— Exercise —
Repeat every line of the data exactly, but not the pictures.

[Stored items from a collection]
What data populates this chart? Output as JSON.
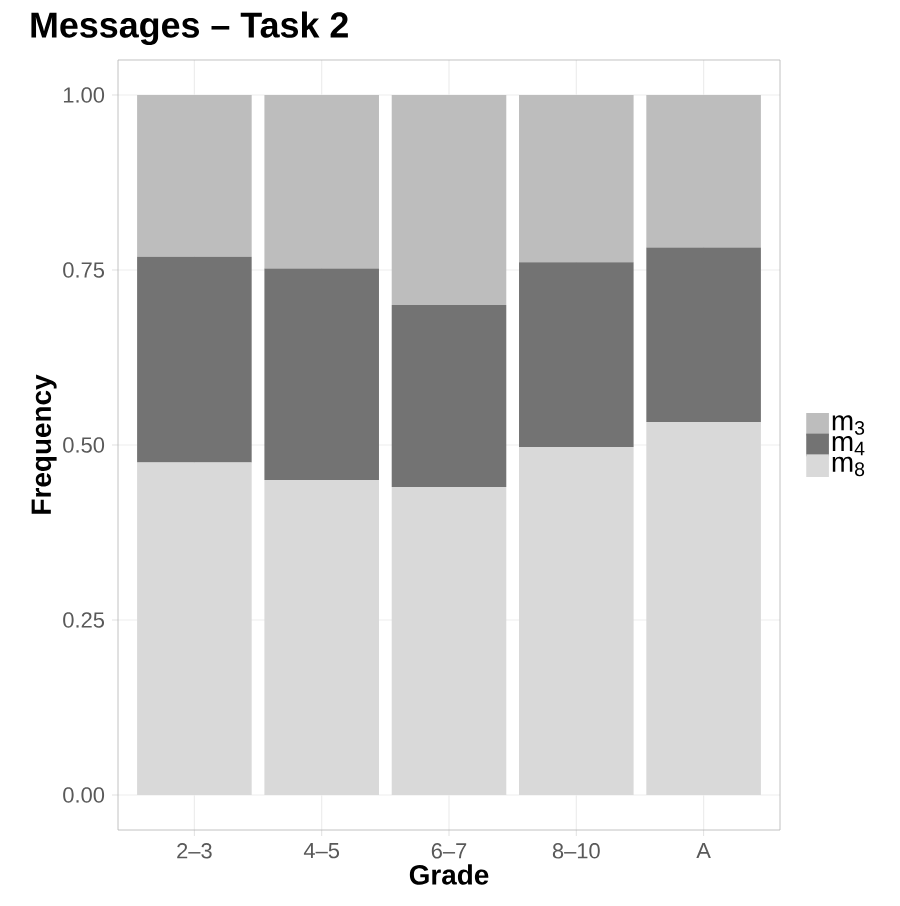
{
  "chart_data": {
    "type": "bar",
    "title": "Messages – Task 2",
    "xlabel": "Grade",
    "ylabel": "Frequency",
    "stacked": true,
    "categories": [
      "2–3",
      "4–5",
      "6–7",
      "8–10",
      "A"
    ],
    "series": [
      {
        "name": "m$_{8}$",
        "color": "#d9d9d9",
        "values": [
          0.475,
          0.45,
          0.44,
          0.497,
          0.533
        ]
      },
      {
        "name": "m$_{4}$",
        "color": "#737373",
        "values": [
          0.294,
          0.302,
          0.26,
          0.264,
          0.249
        ]
      },
      {
        "name": "m$_{3}$",
        "color": "#bdbdbd",
        "values": [
          0.231,
          0.248,
          0.3,
          0.239,
          0.218
        ]
      }
    ],
    "ylim": [
      -0.05,
      1.05
    ],
    "yticks": [
      {
        "value": 0,
        "label": "0.00"
      },
      {
        "value": 0.25,
        "label": "0.25"
      },
      {
        "value": 0.5,
        "label": "0.50"
      },
      {
        "value": 0.75,
        "label": "0.75"
      },
      {
        "value": 1,
        "label": "1.00"
      }
    ],
    "grid": true,
    "legend": "right"
  }
}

— Finished task —
What data populates this chart? Output as JSON.
{
  "chart_data": {
    "type": "bar",
    "title": "Messages – Task 2",
    "xlabel": "Grade",
    "ylabel": "Frequency",
    "stacked": true,
    "categories": [
      "2–3",
      "4–5",
      "6–7",
      "8–10",
      "A"
    ],
    "series": [
      {
        "name": "m$_{8}$",
        "color": "#d9d9d9",
        "values": [
          0.475,
          0.45,
          0.44,
          0.497,
          0.533
        ]
      },
      {
        "name": "m$_{4}$",
        "color": "#737373",
        "values": [
          0.294,
          0.302,
          0.26,
          0.264,
          0.249
        ]
      },
      {
        "name": "m$_{3}$",
        "color": "#bdbdbd",
        "values": [
          0.231,
          0.248,
          0.3,
          0.239,
          0.218
        ]
      }
    ],
    "ylim": [
      -0.05,
      1.05
    ],
    "yticks": [
      {
        "value": 0,
        "label": "0.00"
      },
      {
        "value": 0.25,
        "label": "0.25"
      },
      {
        "value": 0.5,
        "label": "0.50"
      },
      {
        "value": 0.75,
        "label": "0.75"
      },
      {
        "value": 1,
        "label": "1.00"
      }
    ],
    "grid": true,
    "legend": "right"
  }
}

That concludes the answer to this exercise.